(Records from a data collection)
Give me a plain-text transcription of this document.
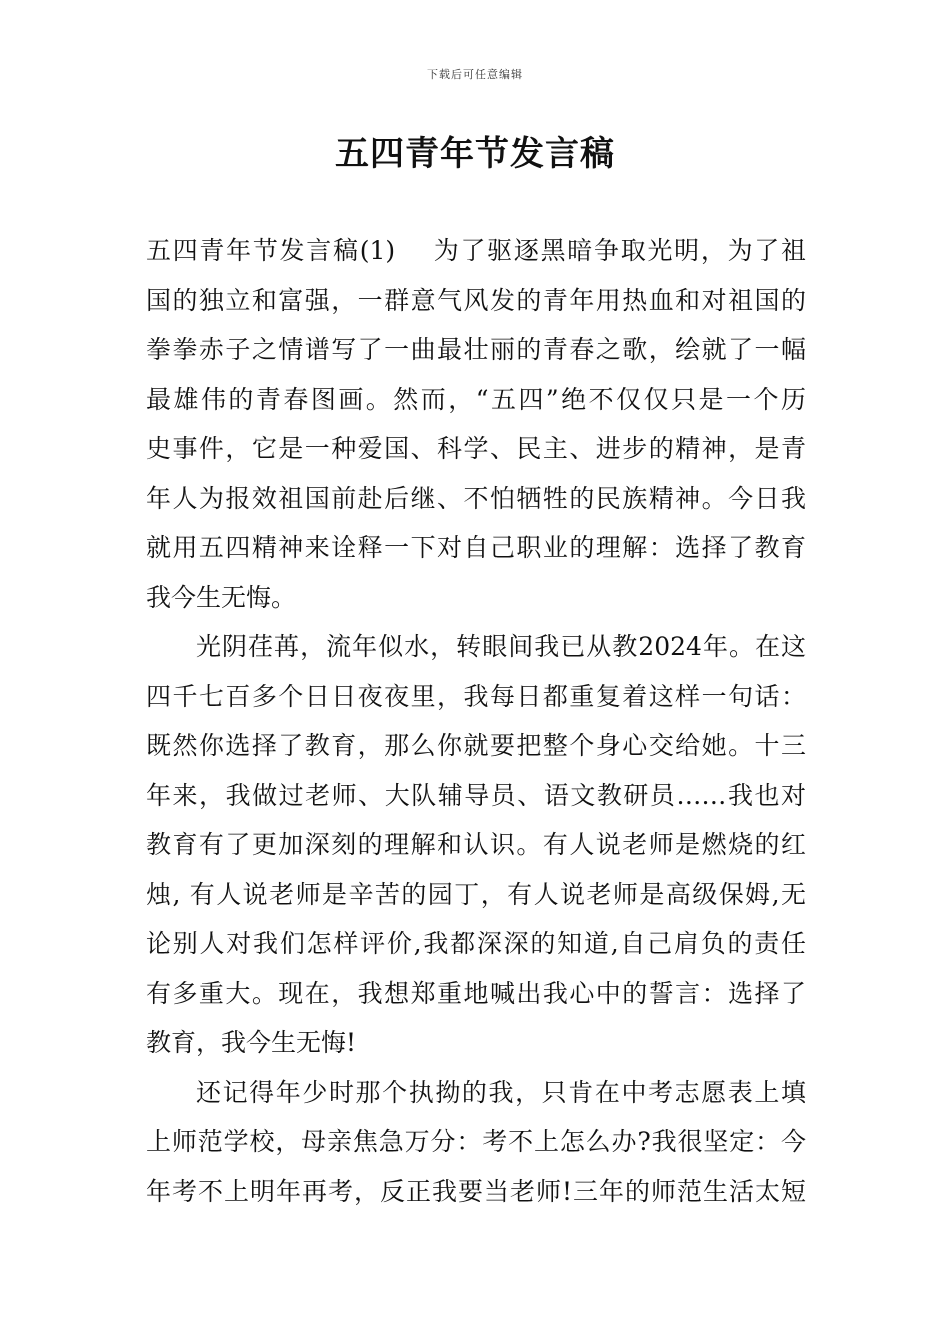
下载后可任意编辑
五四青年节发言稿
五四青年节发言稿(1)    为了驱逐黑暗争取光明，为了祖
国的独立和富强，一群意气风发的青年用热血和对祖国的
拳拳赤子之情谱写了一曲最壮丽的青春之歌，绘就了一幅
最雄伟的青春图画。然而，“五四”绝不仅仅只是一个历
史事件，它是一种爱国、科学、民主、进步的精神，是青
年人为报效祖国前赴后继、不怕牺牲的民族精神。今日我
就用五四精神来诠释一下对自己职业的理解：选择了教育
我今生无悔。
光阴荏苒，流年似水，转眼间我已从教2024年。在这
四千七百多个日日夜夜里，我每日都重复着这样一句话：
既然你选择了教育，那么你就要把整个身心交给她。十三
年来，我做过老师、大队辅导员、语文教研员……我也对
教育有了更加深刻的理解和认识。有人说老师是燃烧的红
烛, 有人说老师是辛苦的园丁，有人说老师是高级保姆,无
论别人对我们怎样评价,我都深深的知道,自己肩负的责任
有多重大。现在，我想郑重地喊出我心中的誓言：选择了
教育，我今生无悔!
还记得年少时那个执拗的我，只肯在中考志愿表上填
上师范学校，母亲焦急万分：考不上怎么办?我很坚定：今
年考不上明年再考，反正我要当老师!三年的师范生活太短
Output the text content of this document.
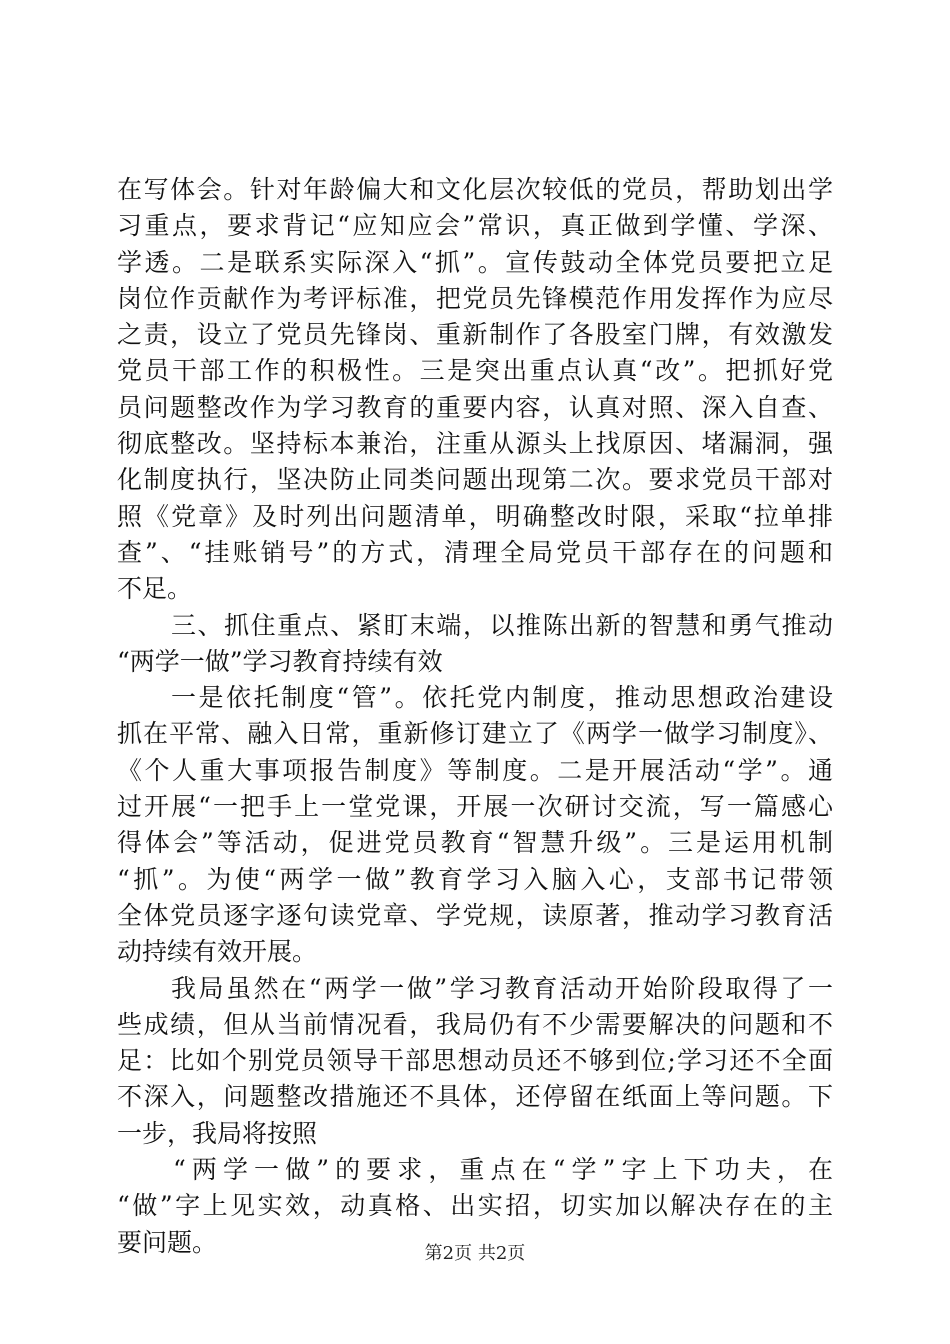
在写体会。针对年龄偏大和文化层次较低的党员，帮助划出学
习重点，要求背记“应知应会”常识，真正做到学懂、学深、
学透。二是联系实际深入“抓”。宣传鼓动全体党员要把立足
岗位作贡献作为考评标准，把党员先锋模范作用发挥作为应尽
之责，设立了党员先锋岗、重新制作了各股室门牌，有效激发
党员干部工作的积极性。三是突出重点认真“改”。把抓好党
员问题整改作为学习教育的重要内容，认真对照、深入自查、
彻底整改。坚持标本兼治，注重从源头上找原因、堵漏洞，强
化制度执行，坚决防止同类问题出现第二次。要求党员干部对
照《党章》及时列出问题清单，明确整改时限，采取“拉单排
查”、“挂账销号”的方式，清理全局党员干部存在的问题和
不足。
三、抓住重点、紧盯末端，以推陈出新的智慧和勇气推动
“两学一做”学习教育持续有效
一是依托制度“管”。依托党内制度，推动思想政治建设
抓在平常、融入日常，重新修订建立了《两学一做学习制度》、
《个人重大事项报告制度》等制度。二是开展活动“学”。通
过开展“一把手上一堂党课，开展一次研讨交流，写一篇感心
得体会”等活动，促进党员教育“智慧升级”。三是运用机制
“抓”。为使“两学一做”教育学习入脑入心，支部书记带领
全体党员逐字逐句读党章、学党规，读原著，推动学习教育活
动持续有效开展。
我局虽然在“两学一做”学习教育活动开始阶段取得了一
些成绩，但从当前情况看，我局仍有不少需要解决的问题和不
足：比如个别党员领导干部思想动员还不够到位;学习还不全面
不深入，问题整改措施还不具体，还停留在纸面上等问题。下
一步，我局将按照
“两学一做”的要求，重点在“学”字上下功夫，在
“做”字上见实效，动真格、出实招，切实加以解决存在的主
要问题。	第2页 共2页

* * *

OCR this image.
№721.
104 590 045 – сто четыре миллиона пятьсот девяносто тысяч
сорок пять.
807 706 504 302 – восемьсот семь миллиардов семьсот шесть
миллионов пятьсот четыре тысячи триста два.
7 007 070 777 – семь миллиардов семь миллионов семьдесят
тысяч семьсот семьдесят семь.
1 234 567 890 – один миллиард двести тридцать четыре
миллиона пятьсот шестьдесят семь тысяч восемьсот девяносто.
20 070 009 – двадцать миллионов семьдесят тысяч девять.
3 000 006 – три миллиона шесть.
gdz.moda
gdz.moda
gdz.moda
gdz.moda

---

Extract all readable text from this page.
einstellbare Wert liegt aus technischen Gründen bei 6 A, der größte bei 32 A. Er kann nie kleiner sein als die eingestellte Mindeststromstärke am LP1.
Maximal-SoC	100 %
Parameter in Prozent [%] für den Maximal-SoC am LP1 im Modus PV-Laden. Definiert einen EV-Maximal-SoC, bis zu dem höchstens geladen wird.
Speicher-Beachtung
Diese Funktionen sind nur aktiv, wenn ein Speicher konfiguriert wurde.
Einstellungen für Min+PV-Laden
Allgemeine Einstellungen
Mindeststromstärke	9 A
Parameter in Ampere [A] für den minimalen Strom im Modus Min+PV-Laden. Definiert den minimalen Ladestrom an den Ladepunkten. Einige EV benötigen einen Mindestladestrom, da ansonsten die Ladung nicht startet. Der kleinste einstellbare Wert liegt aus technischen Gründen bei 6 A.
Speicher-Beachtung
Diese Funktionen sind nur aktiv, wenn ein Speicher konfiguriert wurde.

WHAT THE TASK ASKS — Gather from the data above every line with the string "семьдесят".

TASK RESPONSE —
7 007 070 777 – семь миллиардов семь миллионов семьдесят
тысяч семьсот семьдесят семь.
20 070 009 – двадцать миллионов семьдесят тысяч девять.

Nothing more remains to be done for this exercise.